Figure 2. Means with standard deviations (shadowed) of viscosity (upper row) or of surface tension (lower row) of aqueous solutions with 1, 2, or 3 gL⁻¹ of polygalacturonic acid (left-hand side) or of Xanthan gum (right-hand side) or of double-distilled water. n = 5.

FIGURE 3

Figure 3. Relative change of viscosity (scale to the left-hand side) and of surface tension (scale to the right hand-side) for aqueous solutions with 1, 2, or 3 gL⁻¹ of polygalacturonic acid (PGA) or Xanthan gum. Viscosity is represented by filled symbols (axis to the left-hand side), blank symbols represent surface tension (axis to the right-hand side).

The influence of drainage to defined matric potentials (namely, Ψ_m = −1, −3, −6, or −30 kPa) on water content of soil saturated with water or saturated with aqueous solutions of polygalacturonic acid (PGA) or Xanthan gum (Xanthan) is shown in Figure 4. Means of water contents of soil samples saturated with water or with aqueous solutions of 1 gL⁻¹ PGA showed similar values for Ψ_m = −1 kPa and−30 kPa, but increased means in water content for Ψ_m = −3 and −6 kPa, indicating (I) the impact of altered flow properties of the soil solution (the viscosity of used biological model substances exceeds that of pure water), or (II) alterations of the pore size distribution. The latter one might have had several causes: (a) soil loosening (due to decreased surface tension, resulting in lowered menisci forces) and therewith changes in aggregation, (b) the physical blockage of pores (Hallett et al., 2003), (c) gelation of biological model substance (and the coinciding formation of a secondary pore system) or (d) electrostatic interactions of anionic model substances and the soil matrix (caused by Ca²⁺ “bridge” formation or hydrogen bonding; Chang et al., 2015). The statistical evaluation supports the theory of an alternated pore system, because no significant differences between PGA and Xan were found for the volumetric water content before rheometry (Table 2, θ_before), which would be expected if the fluids viscosity would be of importance.

FIGURE 4

Figure 4. Boxplot with means () of exemplary results of volumetric water contents for soil samples saturated with pure water or aqueous solutions of two defined concentrations (1gL⁻¹ or 3gL⁻¹) of biological model substances [namely, polygalacturonic acid (PGA) or xanthan gum (Xanthan)] in dependency to the absolute value of the matric potential (|Ψ_m|). Pits and depths are pooled for graphical representation. n = 40 for water. n = 24 for PGA and Xanthan. Values represent the volumetric water content prior to the application of rheometry (= “before measurement”).

TABLE 2

Table 2. Regression coefficients (with standard error in brackets) and p-value for selected rheological parameters as derived from analysis of covariance.

------------------------------------------------------------

→ **WORK INSTRUCTION**: Please summarize the excerpt on soil water content and biological model substances in two sentences.

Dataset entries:

------------------------------------------------------------

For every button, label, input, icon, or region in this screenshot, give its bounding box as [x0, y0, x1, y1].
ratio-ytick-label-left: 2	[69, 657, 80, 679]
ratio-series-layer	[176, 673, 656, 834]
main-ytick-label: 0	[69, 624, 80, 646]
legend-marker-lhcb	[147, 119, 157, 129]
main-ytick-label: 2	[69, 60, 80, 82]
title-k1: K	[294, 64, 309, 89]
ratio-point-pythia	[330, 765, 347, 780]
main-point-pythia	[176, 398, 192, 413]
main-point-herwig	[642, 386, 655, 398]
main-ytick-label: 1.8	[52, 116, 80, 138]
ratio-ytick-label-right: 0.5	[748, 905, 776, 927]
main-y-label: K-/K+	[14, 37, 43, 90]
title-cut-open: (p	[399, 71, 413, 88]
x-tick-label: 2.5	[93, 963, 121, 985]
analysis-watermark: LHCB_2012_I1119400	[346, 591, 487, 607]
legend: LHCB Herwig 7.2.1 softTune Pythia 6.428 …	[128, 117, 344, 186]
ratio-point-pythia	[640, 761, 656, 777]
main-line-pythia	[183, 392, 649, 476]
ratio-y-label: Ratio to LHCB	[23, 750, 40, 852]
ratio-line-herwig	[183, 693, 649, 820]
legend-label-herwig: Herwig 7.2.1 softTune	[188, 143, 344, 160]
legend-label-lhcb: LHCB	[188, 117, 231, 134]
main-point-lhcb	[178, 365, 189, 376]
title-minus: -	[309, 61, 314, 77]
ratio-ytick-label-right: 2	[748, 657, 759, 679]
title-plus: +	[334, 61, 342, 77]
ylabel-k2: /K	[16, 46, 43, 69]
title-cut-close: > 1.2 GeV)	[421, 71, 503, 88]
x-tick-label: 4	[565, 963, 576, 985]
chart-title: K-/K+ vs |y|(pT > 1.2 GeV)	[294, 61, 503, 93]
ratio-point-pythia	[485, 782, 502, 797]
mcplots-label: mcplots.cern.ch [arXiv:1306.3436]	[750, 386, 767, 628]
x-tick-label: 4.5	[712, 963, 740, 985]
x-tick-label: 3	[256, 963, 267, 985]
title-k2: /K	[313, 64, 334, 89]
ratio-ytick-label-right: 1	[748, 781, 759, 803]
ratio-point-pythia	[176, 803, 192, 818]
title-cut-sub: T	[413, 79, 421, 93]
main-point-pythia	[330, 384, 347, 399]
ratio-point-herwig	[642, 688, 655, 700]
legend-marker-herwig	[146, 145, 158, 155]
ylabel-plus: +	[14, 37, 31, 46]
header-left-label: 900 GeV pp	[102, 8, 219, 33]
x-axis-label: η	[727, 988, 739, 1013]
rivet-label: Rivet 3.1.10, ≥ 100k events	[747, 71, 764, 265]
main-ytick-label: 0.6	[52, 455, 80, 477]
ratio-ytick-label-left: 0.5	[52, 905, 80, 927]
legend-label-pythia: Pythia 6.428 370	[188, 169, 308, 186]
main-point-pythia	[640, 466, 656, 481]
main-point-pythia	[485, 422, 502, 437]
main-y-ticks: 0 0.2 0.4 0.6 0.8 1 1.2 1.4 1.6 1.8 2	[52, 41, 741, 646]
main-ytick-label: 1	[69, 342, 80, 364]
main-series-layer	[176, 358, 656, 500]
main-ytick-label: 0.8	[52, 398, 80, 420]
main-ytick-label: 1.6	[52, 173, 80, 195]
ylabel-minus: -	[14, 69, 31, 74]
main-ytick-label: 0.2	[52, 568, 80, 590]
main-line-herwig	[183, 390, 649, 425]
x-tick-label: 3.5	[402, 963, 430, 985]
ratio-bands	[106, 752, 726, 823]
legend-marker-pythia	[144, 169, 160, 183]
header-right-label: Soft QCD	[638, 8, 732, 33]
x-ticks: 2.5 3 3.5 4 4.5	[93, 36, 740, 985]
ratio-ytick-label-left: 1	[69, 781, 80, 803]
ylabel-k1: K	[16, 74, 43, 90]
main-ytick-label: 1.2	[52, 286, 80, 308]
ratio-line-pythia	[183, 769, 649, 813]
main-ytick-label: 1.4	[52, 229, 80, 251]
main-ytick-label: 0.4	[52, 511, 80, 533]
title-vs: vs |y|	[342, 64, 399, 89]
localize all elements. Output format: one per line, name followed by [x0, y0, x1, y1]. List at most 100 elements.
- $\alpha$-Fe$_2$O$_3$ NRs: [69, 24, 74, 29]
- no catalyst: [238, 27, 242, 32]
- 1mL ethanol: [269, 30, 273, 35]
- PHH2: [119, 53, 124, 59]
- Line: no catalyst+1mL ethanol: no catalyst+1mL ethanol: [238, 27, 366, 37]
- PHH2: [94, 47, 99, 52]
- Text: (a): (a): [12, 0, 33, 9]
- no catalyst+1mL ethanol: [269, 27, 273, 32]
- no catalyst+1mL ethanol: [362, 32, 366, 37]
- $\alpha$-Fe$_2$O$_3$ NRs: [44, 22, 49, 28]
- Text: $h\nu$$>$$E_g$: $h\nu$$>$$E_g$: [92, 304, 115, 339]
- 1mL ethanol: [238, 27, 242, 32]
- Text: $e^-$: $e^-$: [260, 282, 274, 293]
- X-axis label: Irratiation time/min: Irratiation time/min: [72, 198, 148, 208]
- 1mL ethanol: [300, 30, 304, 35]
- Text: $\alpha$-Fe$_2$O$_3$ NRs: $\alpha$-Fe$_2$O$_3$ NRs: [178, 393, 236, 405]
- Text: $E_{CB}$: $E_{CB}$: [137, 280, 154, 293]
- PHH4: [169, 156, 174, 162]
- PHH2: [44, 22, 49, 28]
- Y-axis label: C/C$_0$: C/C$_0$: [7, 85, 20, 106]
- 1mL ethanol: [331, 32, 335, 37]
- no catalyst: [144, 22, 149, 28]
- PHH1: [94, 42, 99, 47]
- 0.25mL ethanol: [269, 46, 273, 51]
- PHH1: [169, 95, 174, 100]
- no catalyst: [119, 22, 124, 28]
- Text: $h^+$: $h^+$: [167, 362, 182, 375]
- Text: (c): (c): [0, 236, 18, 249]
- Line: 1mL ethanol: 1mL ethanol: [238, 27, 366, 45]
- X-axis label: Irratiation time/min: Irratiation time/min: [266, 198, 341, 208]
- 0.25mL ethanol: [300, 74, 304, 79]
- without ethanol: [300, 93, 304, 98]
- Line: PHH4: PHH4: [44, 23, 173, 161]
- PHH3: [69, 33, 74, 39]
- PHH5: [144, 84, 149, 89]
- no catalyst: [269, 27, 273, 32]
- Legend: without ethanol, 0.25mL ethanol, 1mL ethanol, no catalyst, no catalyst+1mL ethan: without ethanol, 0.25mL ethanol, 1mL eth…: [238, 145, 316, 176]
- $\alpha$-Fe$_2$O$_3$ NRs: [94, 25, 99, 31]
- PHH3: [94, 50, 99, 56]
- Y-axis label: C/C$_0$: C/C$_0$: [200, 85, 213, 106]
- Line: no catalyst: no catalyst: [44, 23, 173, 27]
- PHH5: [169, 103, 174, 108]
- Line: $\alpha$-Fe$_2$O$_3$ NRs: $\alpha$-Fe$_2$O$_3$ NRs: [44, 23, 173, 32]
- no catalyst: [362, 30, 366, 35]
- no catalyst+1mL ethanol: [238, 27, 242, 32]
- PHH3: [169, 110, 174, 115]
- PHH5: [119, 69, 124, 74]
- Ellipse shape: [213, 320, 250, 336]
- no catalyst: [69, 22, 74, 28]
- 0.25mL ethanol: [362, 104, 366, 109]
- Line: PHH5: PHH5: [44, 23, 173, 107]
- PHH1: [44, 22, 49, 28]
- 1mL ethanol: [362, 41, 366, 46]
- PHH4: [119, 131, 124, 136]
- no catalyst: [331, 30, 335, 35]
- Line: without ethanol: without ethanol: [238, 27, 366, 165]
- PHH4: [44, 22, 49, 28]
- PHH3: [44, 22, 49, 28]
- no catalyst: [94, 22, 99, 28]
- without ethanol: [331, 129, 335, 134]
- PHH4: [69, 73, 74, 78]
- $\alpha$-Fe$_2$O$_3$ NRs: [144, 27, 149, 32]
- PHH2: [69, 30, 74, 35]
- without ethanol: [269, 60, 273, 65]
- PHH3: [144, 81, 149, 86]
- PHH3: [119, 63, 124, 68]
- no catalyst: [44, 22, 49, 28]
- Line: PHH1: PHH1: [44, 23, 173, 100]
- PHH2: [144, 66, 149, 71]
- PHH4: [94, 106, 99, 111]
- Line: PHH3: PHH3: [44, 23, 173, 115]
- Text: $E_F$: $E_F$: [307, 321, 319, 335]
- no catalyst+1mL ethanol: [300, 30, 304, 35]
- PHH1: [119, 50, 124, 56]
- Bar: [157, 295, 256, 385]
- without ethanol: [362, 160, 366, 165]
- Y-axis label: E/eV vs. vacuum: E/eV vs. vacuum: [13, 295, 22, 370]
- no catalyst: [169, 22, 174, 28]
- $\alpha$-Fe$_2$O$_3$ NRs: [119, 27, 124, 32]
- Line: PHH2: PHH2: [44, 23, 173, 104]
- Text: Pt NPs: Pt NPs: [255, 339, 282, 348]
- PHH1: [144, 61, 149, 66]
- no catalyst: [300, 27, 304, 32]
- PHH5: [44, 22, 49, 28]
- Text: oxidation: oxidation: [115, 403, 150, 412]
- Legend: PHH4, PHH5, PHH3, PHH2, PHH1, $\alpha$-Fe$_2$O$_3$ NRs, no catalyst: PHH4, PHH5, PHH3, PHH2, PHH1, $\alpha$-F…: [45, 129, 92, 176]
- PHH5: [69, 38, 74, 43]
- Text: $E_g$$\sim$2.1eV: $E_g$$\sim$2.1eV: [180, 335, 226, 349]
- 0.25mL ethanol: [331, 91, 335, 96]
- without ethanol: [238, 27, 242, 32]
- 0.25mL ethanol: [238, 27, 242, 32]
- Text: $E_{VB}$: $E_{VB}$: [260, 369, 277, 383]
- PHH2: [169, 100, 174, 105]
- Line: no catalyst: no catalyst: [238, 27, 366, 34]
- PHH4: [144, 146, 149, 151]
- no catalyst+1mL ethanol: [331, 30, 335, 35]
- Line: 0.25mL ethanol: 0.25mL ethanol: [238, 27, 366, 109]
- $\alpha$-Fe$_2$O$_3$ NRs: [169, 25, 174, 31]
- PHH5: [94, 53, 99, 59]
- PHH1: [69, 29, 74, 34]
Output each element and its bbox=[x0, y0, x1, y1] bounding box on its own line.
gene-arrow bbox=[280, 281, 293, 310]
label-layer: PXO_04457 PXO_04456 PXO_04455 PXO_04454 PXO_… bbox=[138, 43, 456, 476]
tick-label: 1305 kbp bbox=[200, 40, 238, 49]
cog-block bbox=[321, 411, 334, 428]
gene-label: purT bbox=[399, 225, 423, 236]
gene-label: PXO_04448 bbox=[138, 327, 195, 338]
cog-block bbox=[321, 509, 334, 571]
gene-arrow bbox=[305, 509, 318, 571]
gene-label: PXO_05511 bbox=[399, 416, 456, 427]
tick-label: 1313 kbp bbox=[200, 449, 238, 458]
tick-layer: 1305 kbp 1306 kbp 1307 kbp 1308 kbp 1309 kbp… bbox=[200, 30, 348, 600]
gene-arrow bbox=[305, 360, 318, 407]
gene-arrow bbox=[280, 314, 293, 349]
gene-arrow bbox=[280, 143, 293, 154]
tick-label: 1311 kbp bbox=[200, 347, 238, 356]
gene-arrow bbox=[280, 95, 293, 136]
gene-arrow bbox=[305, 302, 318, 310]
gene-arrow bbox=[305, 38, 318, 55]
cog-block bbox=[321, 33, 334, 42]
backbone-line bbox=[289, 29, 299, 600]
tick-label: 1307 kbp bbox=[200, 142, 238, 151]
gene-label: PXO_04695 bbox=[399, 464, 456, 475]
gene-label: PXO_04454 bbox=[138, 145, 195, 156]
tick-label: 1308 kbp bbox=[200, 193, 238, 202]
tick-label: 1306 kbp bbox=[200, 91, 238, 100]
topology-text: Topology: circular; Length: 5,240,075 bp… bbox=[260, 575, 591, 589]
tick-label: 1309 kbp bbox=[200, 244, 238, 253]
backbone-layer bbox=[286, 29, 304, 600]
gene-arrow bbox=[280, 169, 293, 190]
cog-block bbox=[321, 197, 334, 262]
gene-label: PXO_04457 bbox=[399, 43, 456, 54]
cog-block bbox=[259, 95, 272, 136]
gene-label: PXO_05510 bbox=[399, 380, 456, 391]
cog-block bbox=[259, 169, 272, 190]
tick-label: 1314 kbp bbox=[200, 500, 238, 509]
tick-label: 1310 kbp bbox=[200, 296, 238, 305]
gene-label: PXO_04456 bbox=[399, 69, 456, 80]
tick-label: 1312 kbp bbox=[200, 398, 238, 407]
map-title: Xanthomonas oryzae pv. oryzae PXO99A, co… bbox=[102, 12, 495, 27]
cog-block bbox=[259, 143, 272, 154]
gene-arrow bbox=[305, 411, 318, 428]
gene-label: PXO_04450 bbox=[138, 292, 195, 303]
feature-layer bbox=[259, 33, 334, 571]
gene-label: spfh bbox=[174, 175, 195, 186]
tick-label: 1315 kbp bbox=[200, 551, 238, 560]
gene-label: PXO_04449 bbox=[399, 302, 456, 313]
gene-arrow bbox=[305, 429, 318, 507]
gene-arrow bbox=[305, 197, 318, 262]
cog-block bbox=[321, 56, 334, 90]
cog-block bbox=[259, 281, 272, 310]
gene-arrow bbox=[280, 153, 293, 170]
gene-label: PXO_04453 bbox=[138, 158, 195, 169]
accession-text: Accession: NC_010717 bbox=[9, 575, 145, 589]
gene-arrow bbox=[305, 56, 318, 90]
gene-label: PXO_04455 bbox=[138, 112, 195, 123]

------------------------------------------------------------

→ **ANSWER TO THE EXERCISE**: Compared with water, soil saturated with a 1 gL⁻¹ polygalacturonic acid (PGA) solution showed similar mean water contents at matric potentials of −1 and −30 kPa but higher ones at −3 and −6 kPa. This pointed either to altered flow properties of the more viscous solution or to changes in pore size distribution, and the statistical evaluation favors the pore-system explanation because no significant differences between PGA and Xanthan gum were found in volumetric water content before rheometry.